Collection entries
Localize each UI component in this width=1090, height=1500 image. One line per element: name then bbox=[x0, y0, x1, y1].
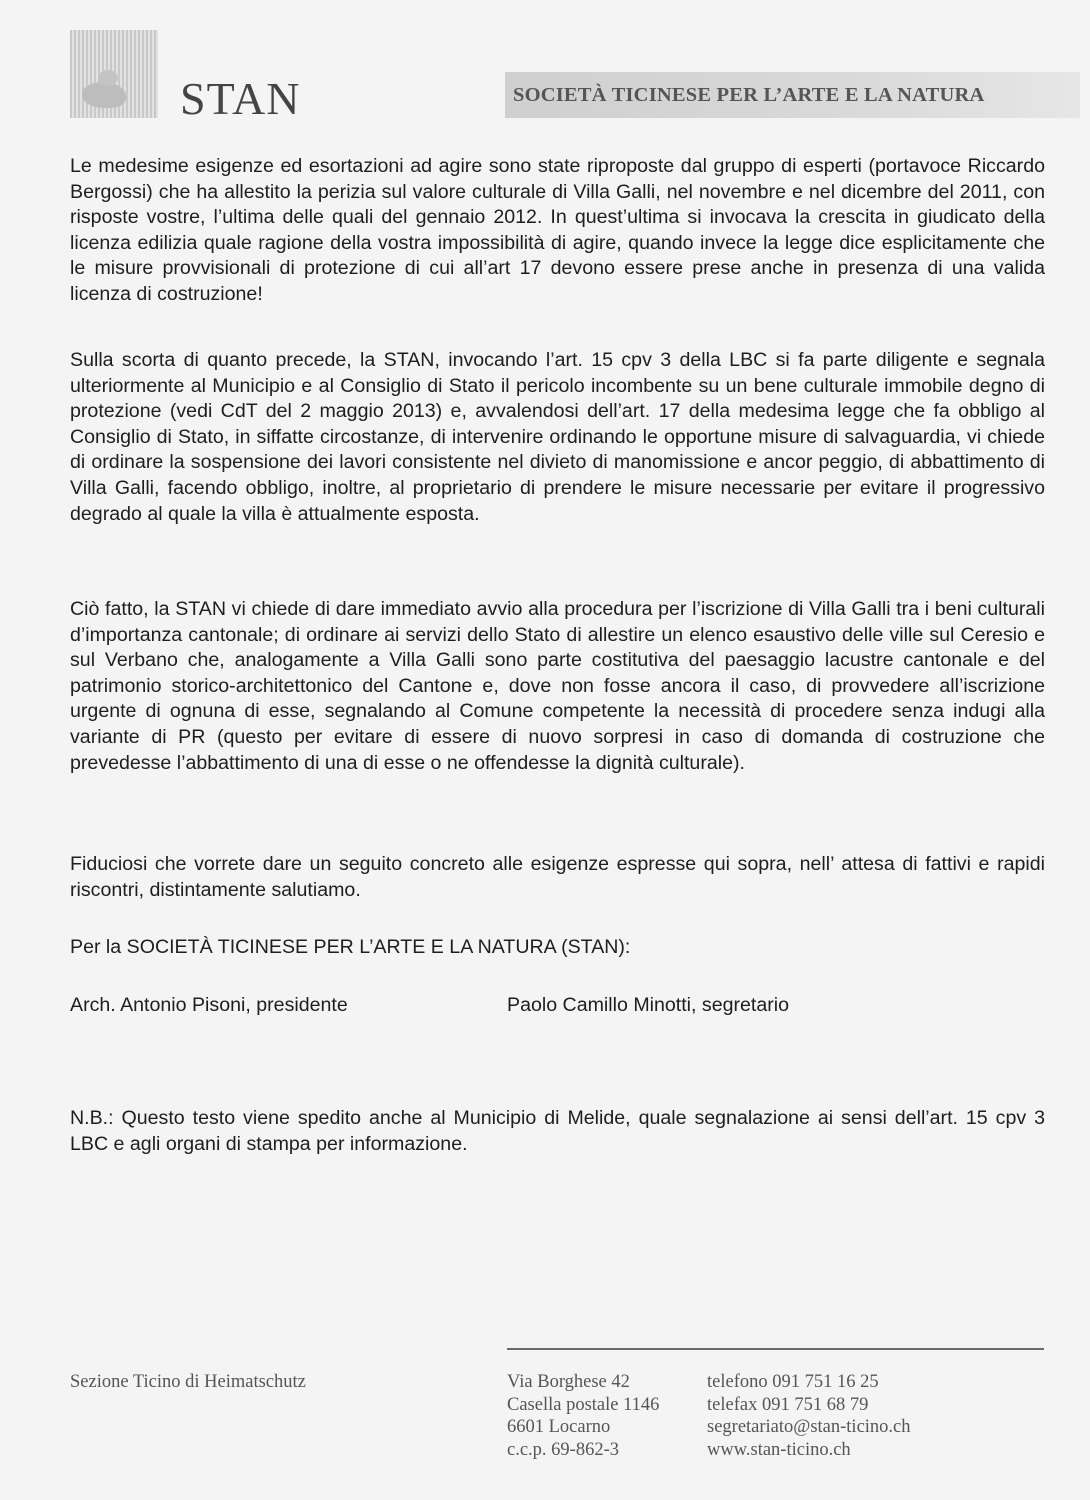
paragraph-4: Fiduciosi che vorrete dare un seguito concreto alle esigenze espresse qui sopra, nell’ attesa di fattivi e rapidi riscontri, distintamente salutiamo. bbox=[70, 853, 1045, 901]
footer-address bbox=[507, 1371, 659, 1461]
address-line: 6601 Locarno bbox=[507, 1417, 611, 1437]
contact-email: segretariato@stan-ticino.ch bbox=[707, 1417, 911, 1437]
contact-website: www.stan-ticino.ch bbox=[707, 1439, 851, 1460]
contact-phone: telefono 091 751 16 25 bbox=[707, 1372, 879, 1392]
address-line: Via Borghese 42 bbox=[507, 1372, 630, 1392]
signature-president: Arch. Antonio Pisoni, presidente bbox=[70, 994, 348, 1016]
footer-divider bbox=[507, 1348, 1044, 1350]
logo-image bbox=[70, 30, 158, 118]
logo-text: STAN bbox=[180, 73, 301, 124]
signature-secretary: Paolo Camillo Minotti, segretario bbox=[507, 994, 790, 1016]
paragraph-3: Ciò fatto, la STAN vi chiede di dare immediato avvio alla procedura per l’iscrizione di Villa Galli tra i beni culturali d’importanza cantonale; di ordinare ai servizi dello Stato di allestire un elenco esaustivo delle ville sul Ceresio e sul Verbano che, analogamente a Villa Galli sono parte costitutiva del paesaggio lacustre cantonale e del patrimonio storico-architettonico del Cantone e, dove non fosse ancora il caso, di provvedere all’iscrizione urgente di ognuna di esse, segnalando al Comune competente la necessità di procedere senza indugi alla variante di PR (questo per evitare di essere di nuovo sorpresi in caso di domanda di costruzione che prevedesse l’abbattimento di una di esse o ne offendesse la dignità culturale). bbox=[70, 598, 1045, 774]
signature-intro: Per la SOCIETÀ TICINESE PER L’ARTE E LA NATURA (STAN): bbox=[70, 936, 631, 958]
address-line: c.c.p. 69-862-3 bbox=[507, 1439, 619, 1460]
note: N.B.: Questo testo viene spedito anche al Municipio di Melide, quale segnalazione ai sensi dell’art. 15 cpv 3 LBC e agli organi di stampa per informazione. bbox=[70, 1107, 1045, 1155]
footer-section-name: Sezione Ticino di Heimatschutz bbox=[70, 1372, 306, 1392]
footer-contact bbox=[707, 1371, 911, 1461]
paragraph-2: Sulla scorta di quanto precede, la STAN, invocando l’art. 15 cpv 3 della LBC si fa parte diligente e segnala ulteriormente al Municipio e al Consiglio di Stato il pericolo incombente su un bene culturale immobile degno di protezione (vedi CdT del 2 maggio 2013) e, avvalendosi dell’art. 17 della medesima legge che fa obbligo al Consiglio di Stato, in siffatte circostanze, di intervenire ordinando le opportune misure di salvaguardia, vi chiede di ordinare la sospensione dei lavori consistente nel divieto di manomissione e ancor peggio, di abbattimento di Villa Galli, facendo obbligo, inoltre, al proprietario di prendere le misure necessarie per evitare il progressivo degrado al quale la villa è attualmente esposta. bbox=[70, 349, 1045, 525]
paragraph-1: Le medesime esigenze ed esortazioni ad agire sono state riproposte dal gruppo di esperti (portavoce Riccardo Bergossi) che ha allestito la perizia sul valore culturale di Villa Galli, nel novembre e nel dicembre del 2011, con risposte vostre, l’ultima delle quali del gennaio 2012. In quest’ultima si invocava la crescita in giudicato della licenza edilizia quale ragione della vostra impossibilità di agire, quando invece la legge dice esplicitamente che le misure provvisionali di protezione di cui all’art 17 devono essere prese anche in presenza di una valida licenza di costruzione! bbox=[70, 155, 1045, 305]
org-name: SOCIETÀ TICINESE PER L’ARTE E LA NATURA bbox=[513, 84, 985, 106]
contact-fax: telefax 091 751 68 79 bbox=[707, 1394, 869, 1415]
address-line: Casella postale 1146 bbox=[507, 1394, 660, 1415]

Job:
Reproduce every line of the items above verbatim, leaving out the picture.

Correct answer:
Localize each UI component in this width=1090, height=1500 image. One line per element: name then bbox=[x0, y0, x1, y1].
paragraph-4: Fiduciosi che vorrete dare un seguito concreto alle esigenze espresse qui sopra, nell’ attesa di fattivi e rapidi riscontri, distintamente salutiamo. bbox=[70, 853, 1045, 901]
footer-address bbox=[507, 1371, 659, 1461]
address-line: 6601 Locarno bbox=[507, 1417, 611, 1437]
contact-email: segretariato@stan-ticino.ch bbox=[707, 1417, 911, 1437]
contact-website: www.stan-ticino.ch bbox=[707, 1439, 851, 1460]
contact-phone: telefono 091 751 16 25 bbox=[707, 1372, 879, 1392]
address-line: Via Borghese 42 bbox=[507, 1372, 630, 1392]
signature-president: Arch. Antonio Pisoni, presidente bbox=[70, 994, 348, 1016]
footer-divider bbox=[507, 1348, 1044, 1350]
logo-image bbox=[70, 30, 158, 118]
logo-text: STAN bbox=[180, 73, 301, 124]
signature-secretary: Paolo Camillo Minotti, segretario bbox=[507, 994, 790, 1016]
paragraph-3: Ciò fatto, la STAN vi chiede di dare immediato avvio alla procedura per l’iscrizione di Villa Galli tra i beni culturali d’importanza cantonale; di ordinare ai servizi dello Stato di allestire un elenco esaustivo delle ville sul Ceresio e sul Verbano che, analogamente a Villa Galli sono parte costitutiva del paesaggio lacustre cantonale e del patrimonio storico-architettonico del Cantone e, dove non fosse ancora il caso, di provvedere all’iscrizione urgente di ognuna di esse, segnalando al Comune competente la necessità di procedere senza indugi alla variante di PR (questo per evitare di essere di nuovo sorpresi in caso di domanda di costruzione che prevedesse l’abbattimento di una di esse o ne offendesse la dignità culturale). bbox=[70, 598, 1045, 774]
signature-intro: Per la SOCIETÀ TICINESE PER L’ARTE E LA NATURA (STAN): bbox=[70, 936, 631, 958]
address-line: c.c.p. 69-862-3 bbox=[507, 1439, 619, 1460]
note: N.B.: Questo testo viene spedito anche al Municipio di Melide, quale segnalazione ai sensi dell’art. 15 cpv 3 LBC e agli organi di stampa per informazione. bbox=[70, 1107, 1045, 1155]
footer-section-name: Sezione Ticino di Heimatschutz bbox=[70, 1372, 306, 1392]
footer-contact bbox=[707, 1371, 911, 1461]
paragraph-2: Sulla scorta di quanto precede, la STAN, invocando l’art. 15 cpv 3 della LBC si fa parte diligente e segnala ulteriormente al Municipio e al Consiglio di Stato il pericolo incombente su un bene culturale immobile degno di protezione (vedi CdT del 2 maggio 2013) e, avvalendosi dell’art. 17 della medesima legge che fa obbligo al Consiglio di Stato, in siffatte circostanze, di intervenire ordinando le opportune misure di salvaguardia, vi chiede di ordinare la sospensione dei lavori consistente nel divieto di manomissione e ancor peggio, di abbattimento di Villa Galli, facendo obbligo, inoltre, al proprietario di prendere le misure necessarie per evitare il progressivo degrado al quale la villa è attualmente esposta. bbox=[70, 349, 1045, 525]
paragraph-1: Le medesime esigenze ed esortazioni ad agire sono state riproposte dal gruppo di esperti (portavoce Riccardo Bergossi) che ha allestito la perizia sul valore culturale di Villa Galli, nel novembre e nel dicembre del 2011, con risposte vostre, l’ultima delle quali del gennaio 2012. In quest’ultima si invocava la crescita in giudicato della licenza edilizia quale ragione della vostra impossibilità di agire, quando invece la legge dice esplicitamente che le misure provvisionali di protezione di cui all’art 17 devono essere prese anche in presenza di una valida licenza di costruzione! bbox=[70, 155, 1045, 305]
org-name: SOCIETÀ TICINESE PER L’ARTE E LA NATURA bbox=[513, 84, 985, 106]
contact-fax: telefax 091 751 68 79 bbox=[707, 1394, 869, 1415]
address-line: Casella postale 1146 bbox=[507, 1394, 660, 1415]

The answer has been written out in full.